Reproduce every line of the data below without any changes, and leave the pictures out of your copy.

=====

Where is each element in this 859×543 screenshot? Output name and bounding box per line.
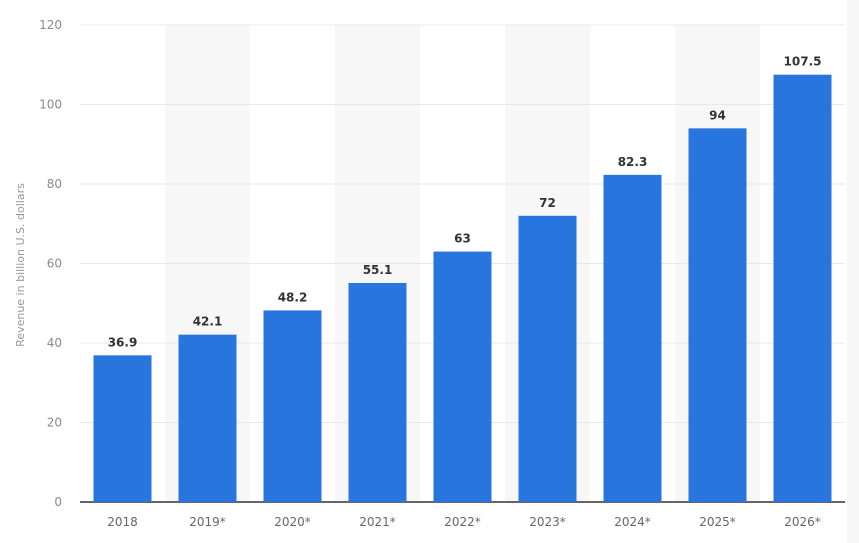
- y-tick-label: 40: [47, 336, 62, 350]
- bar-2020[interactable]: [263, 310, 322, 502]
- bar-2022[interactable]: [433, 251, 492, 502]
- bar-2026[interactable]: [773, 74, 832, 502]
- y-axis-label: Revenue in billion U.S. dollars: [14, 183, 27, 347]
- y-tick-label: 100: [39, 98, 62, 112]
- bar-2021[interactable]: [348, 282, 407, 502]
- y-tick-label: 0: [54, 495, 62, 509]
- y-tick-label: 20: [47, 416, 62, 430]
- y-tick-label: 120: [39, 18, 62, 32]
- data-label: 36.9: [108, 335, 138, 349]
- data-label: 63: [454, 232, 471, 246]
- x-tick-label: 2020*: [274, 515, 311, 529]
- right-edge-strip: [847, 0, 859, 543]
- bar-2018[interactable]: [93, 355, 152, 502]
- x-tick-label: 2026*: [784, 515, 821, 529]
- y-tick-label: 60: [47, 257, 62, 271]
- data-label: 94: [709, 108, 726, 122]
- bar-2023[interactable]: [518, 215, 577, 503]
- x-tick-label: 2025*: [699, 515, 736, 529]
- x-tick-label: 2022*: [444, 515, 481, 529]
- data-label: 82.3: [618, 155, 648, 169]
- data-label: 55.1: [363, 263, 393, 277]
- x-tick-label: 2024*: [614, 515, 651, 529]
- bar-2024[interactable]: [603, 174, 662, 503]
- x-tick-label: 2023*: [529, 515, 566, 529]
- data-label: 42.1: [193, 315, 223, 329]
- data-label: 107.5: [784, 55, 822, 69]
- y-tick-label: 80: [47, 177, 62, 191]
- bar-2025[interactable]: [688, 128, 747, 502]
- data-label: 72: [539, 196, 556, 210]
- data-label: 48.2: [278, 290, 308, 304]
- x-tick-label: 2018: [107, 515, 138, 529]
- x-tick-label: 2019*: [189, 515, 226, 529]
- bar-2019[interactable]: [178, 334, 237, 502]
- x-tick-label: 2021*: [359, 515, 396, 529]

=====

* Expected answer
Where is each element in this 859×543 screenshot? Output name and bounding box per line.
- y-tick-label: 40: [47, 336, 62, 350]
- bar-2020[interactable]: [263, 310, 322, 502]
- bar-2022[interactable]: [433, 251, 492, 502]
- bar-2026[interactable]: [773, 74, 832, 502]
- y-axis-label: Revenue in billion U.S. dollars: [14, 183, 27, 347]
- y-tick-label: 100: [39, 98, 62, 112]
- bar-2021[interactable]: [348, 282, 407, 502]
- y-tick-label: 0: [54, 495, 62, 509]
- y-tick-label: 20: [47, 416, 62, 430]
- y-tick-label: 120: [39, 18, 62, 32]
- data-label: 36.9: [108, 335, 138, 349]
- data-label: 63: [454, 232, 471, 246]
- x-tick-label: 2020*: [274, 515, 311, 529]
- right-edge-strip: [847, 0, 859, 543]
- bar-2018[interactable]: [93, 355, 152, 502]
- x-tick-label: 2026*: [784, 515, 821, 529]
- y-tick-label: 60: [47, 257, 62, 271]
- data-label: 94: [709, 108, 726, 122]
- bar-2023[interactable]: [518, 215, 577, 503]
- x-tick-label: 2025*: [699, 515, 736, 529]
- x-tick-label: 2022*: [444, 515, 481, 529]
- data-label: 82.3: [618, 155, 648, 169]
- data-label: 55.1: [363, 263, 393, 277]
- x-tick-label: 2024*: [614, 515, 651, 529]
- bar-2024[interactable]: [603, 174, 662, 503]
- x-tick-label: 2023*: [529, 515, 566, 529]
- data-label: 42.1: [193, 315, 223, 329]
- data-label: 107.5: [784, 55, 822, 69]
- y-tick-label: 80: [47, 177, 62, 191]
- bar-2025[interactable]: [688, 128, 747, 502]
- data-label: 72: [539, 196, 556, 210]
- data-label: 48.2: [278, 290, 308, 304]
- x-tick-label: 2018: [107, 515, 138, 529]
- x-tick-label: 2019*: [189, 515, 226, 529]
- bar-2019[interactable]: [178, 334, 237, 502]
- x-tick-label: 2021*: [359, 515, 396, 529]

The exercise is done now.